Gather up every line that includes the string "πληθ".

____ EXTRACTED RECORDS

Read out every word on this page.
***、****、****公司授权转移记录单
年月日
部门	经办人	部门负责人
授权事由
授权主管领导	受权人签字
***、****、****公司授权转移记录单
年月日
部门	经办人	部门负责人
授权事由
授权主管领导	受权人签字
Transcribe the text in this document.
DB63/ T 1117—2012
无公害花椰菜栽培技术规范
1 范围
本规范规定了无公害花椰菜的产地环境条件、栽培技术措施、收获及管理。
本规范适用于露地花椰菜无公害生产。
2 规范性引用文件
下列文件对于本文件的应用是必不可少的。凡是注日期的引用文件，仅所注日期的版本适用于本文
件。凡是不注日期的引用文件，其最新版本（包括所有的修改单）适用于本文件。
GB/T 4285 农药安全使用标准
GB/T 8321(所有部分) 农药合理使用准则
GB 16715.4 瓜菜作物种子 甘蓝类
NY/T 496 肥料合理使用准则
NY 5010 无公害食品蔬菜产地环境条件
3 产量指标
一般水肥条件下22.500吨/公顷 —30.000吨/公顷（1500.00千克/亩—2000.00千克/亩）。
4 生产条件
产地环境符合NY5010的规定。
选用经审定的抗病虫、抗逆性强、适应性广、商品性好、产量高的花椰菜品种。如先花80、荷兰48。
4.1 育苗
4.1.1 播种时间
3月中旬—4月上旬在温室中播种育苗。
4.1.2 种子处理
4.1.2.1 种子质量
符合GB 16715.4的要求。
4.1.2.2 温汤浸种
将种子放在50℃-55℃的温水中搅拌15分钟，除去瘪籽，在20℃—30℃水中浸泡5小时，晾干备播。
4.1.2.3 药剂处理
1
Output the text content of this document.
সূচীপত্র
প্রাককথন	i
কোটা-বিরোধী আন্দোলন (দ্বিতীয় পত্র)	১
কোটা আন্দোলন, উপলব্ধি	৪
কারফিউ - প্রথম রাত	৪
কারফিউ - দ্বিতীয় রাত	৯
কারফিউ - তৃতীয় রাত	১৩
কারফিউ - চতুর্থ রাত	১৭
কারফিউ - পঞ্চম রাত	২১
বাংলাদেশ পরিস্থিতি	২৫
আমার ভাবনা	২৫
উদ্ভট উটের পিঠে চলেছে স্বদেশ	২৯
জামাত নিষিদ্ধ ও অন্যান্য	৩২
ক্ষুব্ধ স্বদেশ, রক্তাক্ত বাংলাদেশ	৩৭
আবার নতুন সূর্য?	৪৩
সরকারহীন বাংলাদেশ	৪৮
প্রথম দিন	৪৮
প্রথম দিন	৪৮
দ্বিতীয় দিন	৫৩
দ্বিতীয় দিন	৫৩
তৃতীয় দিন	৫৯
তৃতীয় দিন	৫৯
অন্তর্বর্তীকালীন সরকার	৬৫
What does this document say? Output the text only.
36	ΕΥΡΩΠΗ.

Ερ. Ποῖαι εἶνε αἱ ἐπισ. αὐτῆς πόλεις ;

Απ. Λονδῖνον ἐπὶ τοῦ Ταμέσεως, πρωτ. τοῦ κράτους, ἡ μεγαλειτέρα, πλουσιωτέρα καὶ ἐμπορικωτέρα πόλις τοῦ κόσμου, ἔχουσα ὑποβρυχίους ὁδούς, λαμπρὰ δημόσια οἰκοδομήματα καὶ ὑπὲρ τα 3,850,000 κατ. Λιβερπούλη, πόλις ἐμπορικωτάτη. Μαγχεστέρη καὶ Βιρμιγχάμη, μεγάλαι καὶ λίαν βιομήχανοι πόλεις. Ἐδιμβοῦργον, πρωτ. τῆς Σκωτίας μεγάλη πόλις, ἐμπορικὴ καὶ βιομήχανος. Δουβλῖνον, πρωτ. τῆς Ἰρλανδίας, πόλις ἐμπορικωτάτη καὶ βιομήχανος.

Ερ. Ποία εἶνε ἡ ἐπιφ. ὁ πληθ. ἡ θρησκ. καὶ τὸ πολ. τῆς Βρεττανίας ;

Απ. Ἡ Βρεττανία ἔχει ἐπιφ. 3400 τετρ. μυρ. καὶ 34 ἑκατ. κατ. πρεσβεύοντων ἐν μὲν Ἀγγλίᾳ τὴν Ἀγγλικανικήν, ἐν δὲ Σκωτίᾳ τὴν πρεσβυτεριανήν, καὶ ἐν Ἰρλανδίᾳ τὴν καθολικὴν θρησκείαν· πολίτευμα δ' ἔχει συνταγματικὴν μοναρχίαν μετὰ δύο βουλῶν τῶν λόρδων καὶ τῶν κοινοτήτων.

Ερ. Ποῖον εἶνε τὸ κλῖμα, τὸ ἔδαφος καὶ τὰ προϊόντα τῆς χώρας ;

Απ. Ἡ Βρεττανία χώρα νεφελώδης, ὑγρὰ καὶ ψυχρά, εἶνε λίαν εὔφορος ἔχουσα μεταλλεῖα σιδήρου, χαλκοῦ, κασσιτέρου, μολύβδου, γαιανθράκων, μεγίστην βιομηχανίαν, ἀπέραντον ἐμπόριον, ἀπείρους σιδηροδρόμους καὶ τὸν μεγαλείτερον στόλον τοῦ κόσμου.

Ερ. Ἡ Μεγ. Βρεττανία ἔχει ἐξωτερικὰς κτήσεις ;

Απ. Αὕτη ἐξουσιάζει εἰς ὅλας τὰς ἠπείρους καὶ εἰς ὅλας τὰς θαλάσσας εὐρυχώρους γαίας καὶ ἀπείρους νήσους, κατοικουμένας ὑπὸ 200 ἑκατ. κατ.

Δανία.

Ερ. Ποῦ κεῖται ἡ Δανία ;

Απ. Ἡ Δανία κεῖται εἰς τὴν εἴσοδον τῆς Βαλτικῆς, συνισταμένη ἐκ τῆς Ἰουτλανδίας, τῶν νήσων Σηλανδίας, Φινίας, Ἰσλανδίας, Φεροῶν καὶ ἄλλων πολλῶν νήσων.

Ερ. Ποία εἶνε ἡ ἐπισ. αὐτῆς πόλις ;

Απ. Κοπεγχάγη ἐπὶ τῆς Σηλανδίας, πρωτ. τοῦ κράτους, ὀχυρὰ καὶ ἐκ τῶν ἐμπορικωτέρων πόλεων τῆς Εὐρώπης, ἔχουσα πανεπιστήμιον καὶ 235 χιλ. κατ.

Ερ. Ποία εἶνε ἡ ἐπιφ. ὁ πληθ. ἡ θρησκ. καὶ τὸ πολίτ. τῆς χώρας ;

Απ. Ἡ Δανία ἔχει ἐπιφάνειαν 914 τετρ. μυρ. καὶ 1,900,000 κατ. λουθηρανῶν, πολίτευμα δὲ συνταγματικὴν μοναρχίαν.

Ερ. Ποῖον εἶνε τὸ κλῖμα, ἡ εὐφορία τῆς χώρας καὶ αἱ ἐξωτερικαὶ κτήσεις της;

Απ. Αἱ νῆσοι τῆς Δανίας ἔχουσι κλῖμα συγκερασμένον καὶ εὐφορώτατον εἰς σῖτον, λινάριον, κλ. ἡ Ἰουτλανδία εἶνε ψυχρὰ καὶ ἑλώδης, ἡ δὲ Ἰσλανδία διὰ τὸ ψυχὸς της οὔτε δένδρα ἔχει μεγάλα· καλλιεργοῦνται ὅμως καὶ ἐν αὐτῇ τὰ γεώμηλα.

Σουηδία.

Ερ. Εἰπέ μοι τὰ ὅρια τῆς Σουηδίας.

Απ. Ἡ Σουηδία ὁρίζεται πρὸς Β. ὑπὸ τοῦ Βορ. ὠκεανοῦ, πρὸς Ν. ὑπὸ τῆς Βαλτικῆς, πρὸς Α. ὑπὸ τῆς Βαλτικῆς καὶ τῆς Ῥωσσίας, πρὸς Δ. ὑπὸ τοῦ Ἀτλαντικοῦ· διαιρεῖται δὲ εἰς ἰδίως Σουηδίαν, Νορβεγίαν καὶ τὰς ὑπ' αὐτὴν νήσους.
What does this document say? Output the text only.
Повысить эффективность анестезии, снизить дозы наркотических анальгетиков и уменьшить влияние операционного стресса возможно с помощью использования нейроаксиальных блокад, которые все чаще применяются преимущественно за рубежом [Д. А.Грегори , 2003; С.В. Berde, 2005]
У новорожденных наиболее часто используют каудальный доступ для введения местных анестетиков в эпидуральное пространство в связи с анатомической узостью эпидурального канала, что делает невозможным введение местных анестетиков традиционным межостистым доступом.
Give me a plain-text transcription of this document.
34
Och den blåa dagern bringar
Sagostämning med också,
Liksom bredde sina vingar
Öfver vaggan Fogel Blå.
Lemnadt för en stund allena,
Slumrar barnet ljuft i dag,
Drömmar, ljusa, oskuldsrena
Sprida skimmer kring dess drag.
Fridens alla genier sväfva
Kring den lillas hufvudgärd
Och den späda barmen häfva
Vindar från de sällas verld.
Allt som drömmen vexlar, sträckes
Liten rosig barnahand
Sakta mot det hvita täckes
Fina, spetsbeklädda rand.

________

REPLY TO THE EXERCISE:
Ερ. Ποία εἶνε ἡ ἐπιφ. ὁ πληθ. ἡ θρησκ. καὶ τὸ πολ. τῆς Βρεττανίας ;
Ερ. Ποία εἶνε ἡ ἐπιφ. ὁ πληθ. ἡ θρησκ. καὶ τὸ πολίτ. τῆς χώρας ;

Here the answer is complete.